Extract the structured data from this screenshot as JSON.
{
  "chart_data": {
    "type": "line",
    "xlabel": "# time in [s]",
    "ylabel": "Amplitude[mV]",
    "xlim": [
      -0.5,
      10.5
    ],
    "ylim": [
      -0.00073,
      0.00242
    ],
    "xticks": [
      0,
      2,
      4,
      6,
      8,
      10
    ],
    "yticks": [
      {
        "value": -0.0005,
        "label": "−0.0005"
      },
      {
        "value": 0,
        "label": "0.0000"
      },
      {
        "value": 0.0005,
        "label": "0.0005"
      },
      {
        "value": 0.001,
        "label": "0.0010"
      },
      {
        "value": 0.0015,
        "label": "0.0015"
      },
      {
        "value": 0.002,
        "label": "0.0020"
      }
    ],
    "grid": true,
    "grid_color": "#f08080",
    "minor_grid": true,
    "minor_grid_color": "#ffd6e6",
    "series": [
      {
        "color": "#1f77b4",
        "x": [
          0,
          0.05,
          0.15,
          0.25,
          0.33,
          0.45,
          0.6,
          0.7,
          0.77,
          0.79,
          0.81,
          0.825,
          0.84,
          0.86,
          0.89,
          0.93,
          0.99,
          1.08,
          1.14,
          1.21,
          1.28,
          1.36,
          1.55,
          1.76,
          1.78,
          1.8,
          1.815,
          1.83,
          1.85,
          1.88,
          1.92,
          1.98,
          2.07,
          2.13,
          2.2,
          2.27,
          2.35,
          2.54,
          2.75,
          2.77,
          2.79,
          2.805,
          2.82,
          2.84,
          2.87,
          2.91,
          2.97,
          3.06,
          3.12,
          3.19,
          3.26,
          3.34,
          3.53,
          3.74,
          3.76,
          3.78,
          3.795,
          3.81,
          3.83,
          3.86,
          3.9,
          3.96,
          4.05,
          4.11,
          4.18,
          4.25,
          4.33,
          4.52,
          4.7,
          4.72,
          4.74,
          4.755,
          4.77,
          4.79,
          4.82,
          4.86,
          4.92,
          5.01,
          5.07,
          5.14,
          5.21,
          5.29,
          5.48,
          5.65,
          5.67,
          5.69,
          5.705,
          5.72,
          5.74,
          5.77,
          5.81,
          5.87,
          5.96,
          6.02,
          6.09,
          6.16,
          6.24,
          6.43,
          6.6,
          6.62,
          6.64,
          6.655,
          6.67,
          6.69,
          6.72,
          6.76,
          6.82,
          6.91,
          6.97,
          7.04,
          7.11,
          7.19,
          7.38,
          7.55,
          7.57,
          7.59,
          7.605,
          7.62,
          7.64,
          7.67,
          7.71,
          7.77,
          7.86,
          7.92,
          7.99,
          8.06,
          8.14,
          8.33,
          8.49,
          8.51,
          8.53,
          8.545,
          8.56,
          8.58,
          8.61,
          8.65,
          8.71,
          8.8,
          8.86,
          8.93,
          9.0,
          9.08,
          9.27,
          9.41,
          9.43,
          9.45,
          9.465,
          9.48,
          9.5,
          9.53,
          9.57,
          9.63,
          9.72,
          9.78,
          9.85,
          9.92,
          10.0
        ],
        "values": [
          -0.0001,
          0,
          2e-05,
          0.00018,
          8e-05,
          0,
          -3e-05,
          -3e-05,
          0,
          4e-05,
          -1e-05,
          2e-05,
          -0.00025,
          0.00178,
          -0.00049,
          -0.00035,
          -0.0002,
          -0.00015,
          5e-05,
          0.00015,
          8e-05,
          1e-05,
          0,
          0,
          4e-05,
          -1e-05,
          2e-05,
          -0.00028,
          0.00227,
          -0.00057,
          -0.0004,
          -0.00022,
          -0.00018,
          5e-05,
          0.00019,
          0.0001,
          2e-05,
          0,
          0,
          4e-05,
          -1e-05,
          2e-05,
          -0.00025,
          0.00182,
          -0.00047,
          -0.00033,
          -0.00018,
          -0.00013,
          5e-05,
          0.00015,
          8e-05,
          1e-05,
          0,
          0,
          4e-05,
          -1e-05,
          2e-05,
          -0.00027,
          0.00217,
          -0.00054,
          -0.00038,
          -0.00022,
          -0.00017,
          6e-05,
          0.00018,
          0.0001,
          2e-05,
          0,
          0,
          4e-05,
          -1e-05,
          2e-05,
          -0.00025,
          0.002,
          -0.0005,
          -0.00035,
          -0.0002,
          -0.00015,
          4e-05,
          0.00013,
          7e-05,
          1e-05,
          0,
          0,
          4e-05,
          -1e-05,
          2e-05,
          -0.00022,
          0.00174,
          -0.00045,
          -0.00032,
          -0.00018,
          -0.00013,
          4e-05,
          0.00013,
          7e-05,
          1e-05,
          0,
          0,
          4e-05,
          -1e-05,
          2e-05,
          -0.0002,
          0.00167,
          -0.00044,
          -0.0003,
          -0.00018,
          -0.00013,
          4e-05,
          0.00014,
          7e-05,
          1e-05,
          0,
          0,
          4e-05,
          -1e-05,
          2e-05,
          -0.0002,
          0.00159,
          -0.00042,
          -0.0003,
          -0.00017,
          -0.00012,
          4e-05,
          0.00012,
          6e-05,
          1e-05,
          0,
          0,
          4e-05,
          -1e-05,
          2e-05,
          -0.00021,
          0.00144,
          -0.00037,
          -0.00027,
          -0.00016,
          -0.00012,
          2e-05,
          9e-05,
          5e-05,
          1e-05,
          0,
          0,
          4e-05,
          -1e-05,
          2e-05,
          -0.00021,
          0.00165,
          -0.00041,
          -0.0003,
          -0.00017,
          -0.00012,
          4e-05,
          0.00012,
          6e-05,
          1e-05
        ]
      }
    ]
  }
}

— What needs to be done —
Output every line above without altering anything.

— Correct result —
Extract the structured data from this screenshot as JSON.
{
  "chart_data": {
    "type": "line",
    "xlabel": "# time in [s]",
    "ylabel": "Amplitude[mV]",
    "xlim": [
      -0.5,
      10.5
    ],
    "ylim": [
      -0.00073,
      0.00242
    ],
    "xticks": [
      0,
      2,
      4,
      6,
      8,
      10
    ],
    "yticks": [
      {
        "value": -0.0005,
        "label": "−0.0005"
      },
      {
        "value": 0,
        "label": "0.0000"
      },
      {
        "value": 0.0005,
        "label": "0.0005"
      },
      {
        "value": 0.001,
        "label": "0.0010"
      },
      {
        "value": 0.0015,
        "label": "0.0015"
      },
      {
        "value": 0.002,
        "label": "0.0020"
      }
    ],
    "grid": true,
    "grid_color": "#f08080",
    "minor_grid": true,
    "minor_grid_color": "#ffd6e6",
    "series": [
      {
        "color": "#1f77b4",
        "x": [
          0,
          0.05,
          0.15,
          0.25,
          0.33,
          0.45,
          0.6,
          0.7,
          0.77,
          0.79,
          0.81,
          0.825,
          0.84,
          0.86,
          0.89,
          0.93,
          0.99,
          1.08,
          1.14,
          1.21,
          1.28,
          1.36,
          1.55,
          1.76,
          1.78,
          1.8,
          1.815,
          1.83,
          1.85,
          1.88,
          1.92,
          1.98,
          2.07,
          2.13,
          2.2,
          2.27,
          2.35,
          2.54,
          2.75,
          2.77,
          2.79,
          2.805,
          2.82,
          2.84,
          2.87,
          2.91,
          2.97,
          3.06,
          3.12,
          3.19,
          3.26,
          3.34,
          3.53,
          3.74,
          3.76,
          3.78,
          3.795,
          3.81,
          3.83,
          3.86,
          3.9,
          3.96,
          4.05,
          4.11,
          4.18,
          4.25,
          4.33,
          4.52,
          4.7,
          4.72,
          4.74,
          4.755,
          4.77,
          4.79,
          4.82,
          4.86,
          4.92,
          5.01,
          5.07,
          5.14,
          5.21,
          5.29,
          5.48,
          5.65,
          5.67,
          5.69,
          5.705,
          5.72,
          5.74,
          5.77,
          5.81,
          5.87,
          5.96,
          6.02,
          6.09,
          6.16,
          6.24,
          6.43,
          6.6,
          6.62,
          6.64,
          6.655,
          6.67,
          6.69,
          6.72,
          6.76,
          6.82,
          6.91,
          6.97,
          7.04,
          7.11,
          7.19,
          7.38,
          7.55,
          7.57,
          7.59,
          7.605,
          7.62,
          7.64,
          7.67,
          7.71,
          7.77,
          7.86,
          7.92,
          7.99,
          8.06,
          8.14,
          8.33,
          8.49,
          8.51,
          8.53,
          8.545,
          8.56,
          8.58,
          8.61,
          8.65,
          8.71,
          8.8,
          8.86,
          8.93,
          9.0,
          9.08,
          9.27,
          9.41,
          9.43,
          9.45,
          9.465,
          9.48,
          9.5,
          9.53,
          9.57,
          9.63,
          9.72,
          9.78,
          9.85,
          9.92,
          10.0
        ],
        "values": [
          -0.0001,
          0,
          2e-05,
          0.00018,
          8e-05,
          0,
          -3e-05,
          -3e-05,
          0,
          4e-05,
          -1e-05,
          2e-05,
          -0.00025,
          0.00178,
          -0.00049,
          -0.00035,
          -0.0002,
          -0.00015,
          5e-05,
          0.00015,
          8e-05,
          1e-05,
          0,
          0,
          4e-05,
          -1e-05,
          2e-05,
          -0.00028,
          0.00227,
          -0.00057,
          -0.0004,
          -0.00022,
          -0.00018,
          5e-05,
          0.00019,
          0.0001,
          2e-05,
          0,
          0,
          4e-05,
          -1e-05,
          2e-05,
          -0.00025,
          0.00182,
          -0.00047,
          -0.00033,
          -0.00018,
          -0.00013,
          5e-05,
          0.00015,
          8e-05,
          1e-05,
          0,
          0,
          4e-05,
          -1e-05,
          2e-05,
          -0.00027,
          0.00217,
          -0.00054,
          -0.00038,
          -0.00022,
          -0.00017,
          6e-05,
          0.00018,
          0.0001,
          2e-05,
          0,
          0,
          4e-05,
          -1e-05,
          2e-05,
          -0.00025,
          0.002,
          -0.0005,
          -0.00035,
          -0.0002,
          -0.00015,
          4e-05,
          0.00013,
          7e-05,
          1e-05,
          0,
          0,
          4e-05,
          -1e-05,
          2e-05,
          -0.00022,
          0.00174,
          -0.00045,
          -0.00032,
          -0.00018,
          -0.00013,
          4e-05,
          0.00013,
          7e-05,
          1e-05,
          0,
          0,
          4e-05,
          -1e-05,
          2e-05,
          -0.0002,
          0.00167,
          -0.00044,
          -0.0003,
          -0.00018,
          -0.00013,
          4e-05,
          0.00014,
          7e-05,
          1e-05,
          0,
          0,
          4e-05,
          -1e-05,
          2e-05,
          -0.0002,
          0.00159,
          -0.00042,
          -0.0003,
          -0.00017,
          -0.00012,
          4e-05,
          0.00012,
          6e-05,
          1e-05,
          0,
          0,
          4e-05,
          -1e-05,
          2e-05,
          -0.00021,
          0.00144,
          -0.00037,
          -0.00027,
          -0.00016,
          -0.00012,
          2e-05,
          9e-05,
          5e-05,
          1e-05,
          0,
          0,
          4e-05,
          -1e-05,
          2e-05,
          -0.00021,
          0.00165,
          -0.00041,
          -0.0003,
          -0.00017,
          -0.00012,
          4e-05,
          0.00012,
          6e-05,
          1e-05
        ]
      }
    ]
  }
}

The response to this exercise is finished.